▸ **TASK DESCRIPTION**:
Copy every line of the records below word for word, leaving out the pictures.

>> START

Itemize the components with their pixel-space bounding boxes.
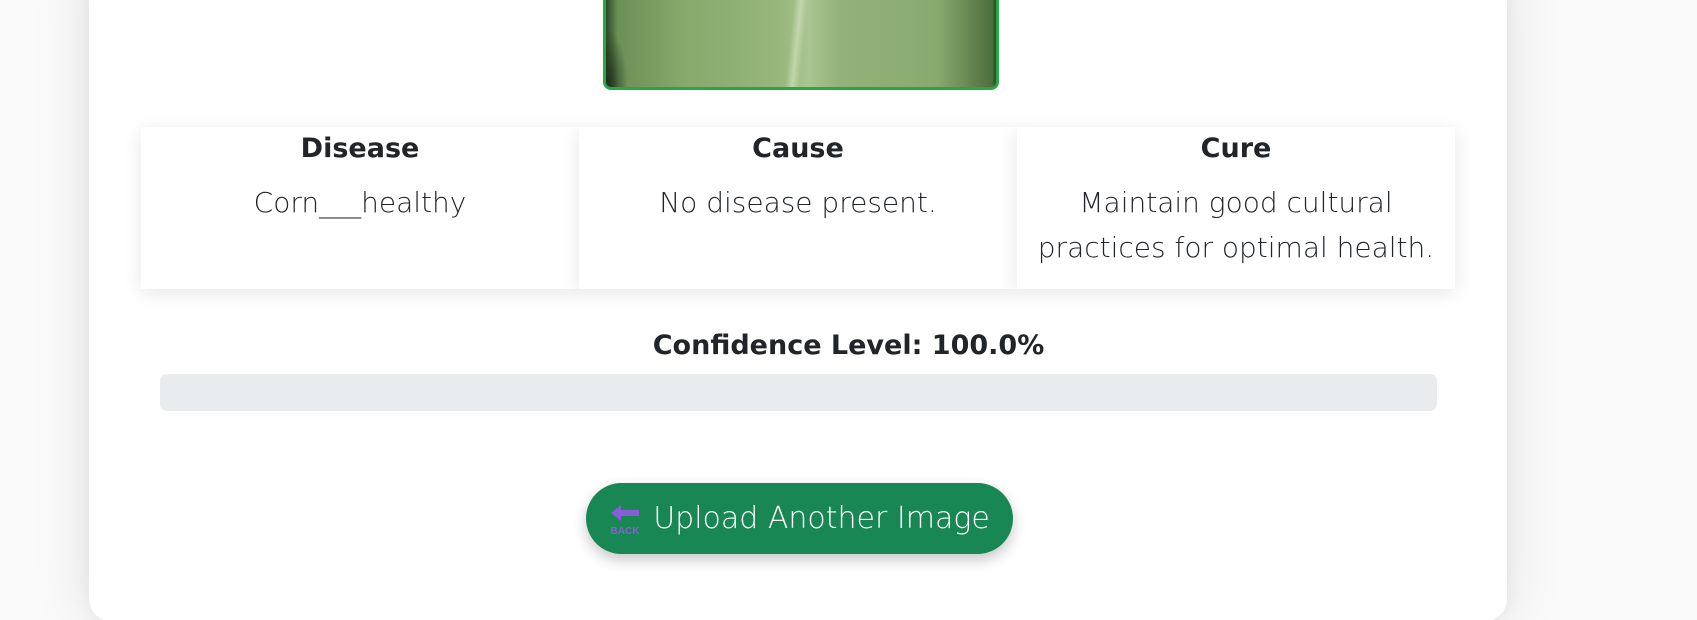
back-icon-text: BACK — [611, 526, 641, 536]
cause-title: Cause — [752, 133, 844, 164]
confidence-progress-fill — [160, 374, 1437, 411]
confidence-label: Confidence Level: 100.0% — [652, 330, 1045, 361]
cure-column: Cure Maintain good cultural practices fo… — [1017, 127, 1455, 289]
uploaded-leaf-image — [603, 0, 999, 90]
diagnosis-info-row: Disease Corn___healthy Cause No disease … — [141, 127, 1455, 289]
cure-title: Cure — [1200, 133, 1272, 164]
disease-title: Disease — [300, 133, 420, 164]
disease-value: Corn___healthy — [253, 186, 467, 219]
page: Disease Corn___healthy Cause No disease … — [0, 0, 1697, 620]
cure-value: Maintain good cultural practices for opt… — [1037, 186, 1435, 264]
upload-another-image-button[interactable]: BACK Upload Another Image — [586, 483, 1013, 554]
disease-column: Disease Corn___healthy — [141, 127, 579, 289]
upload-button-label: Upload Another Image — [653, 501, 990, 536]
cause-column: Cause No disease present. — [579, 127, 1017, 289]
back-arrow-icon: BACK — [609, 502, 641, 536]
leaf-midrib — [785, 0, 809, 87]
leaf-shadow — [606, 27, 628, 87]
confidence-progress-bar — [160, 374, 1437, 411]
cause-value: No disease present. — [659, 186, 937, 219]
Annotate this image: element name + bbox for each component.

>> END

▸ **COMPLETE RESPONSE**:
Itemize the components with their pixel-space bounding boxes.
back-icon-text: BACK — [611, 526, 641, 536]
cause-title: Cause — [752, 133, 844, 164]
confidence-progress-fill — [160, 374, 1437, 411]
confidence-label: Confidence Level: 100.0% — [652, 330, 1045, 361]
cure-column: Cure Maintain good cultural practices fo… — [1017, 127, 1455, 289]
uploaded-leaf-image — [603, 0, 999, 90]
diagnosis-info-row: Disease Corn___healthy Cause No disease … — [141, 127, 1455, 289]
cure-title: Cure — [1200, 133, 1272, 164]
disease-title: Disease — [300, 133, 420, 164]
disease-value: Corn___healthy — [253, 186, 467, 219]
page: Disease Corn___healthy Cause No disease … — [0, 0, 1697, 620]
cure-value: Maintain good cultural practices for opt… — [1037, 186, 1435, 264]
upload-another-image-button[interactable]: BACK Upload Another Image — [586, 483, 1013, 554]
disease-column: Disease Corn___healthy — [141, 127, 579, 289]
upload-button-label: Upload Another Image — [653, 501, 990, 536]
cause-column: Cause No disease present. — [579, 127, 1017, 289]
back-arrow-icon: BACK — [609, 502, 641, 536]
leaf-midrib — [785, 0, 809, 87]
leaf-shadow — [606, 27, 628, 87]
confidence-progress-bar — [160, 374, 1437, 411]
cause-value: No disease present. — [659, 186, 937, 219]
Annotate this image: element name + bbox for each component.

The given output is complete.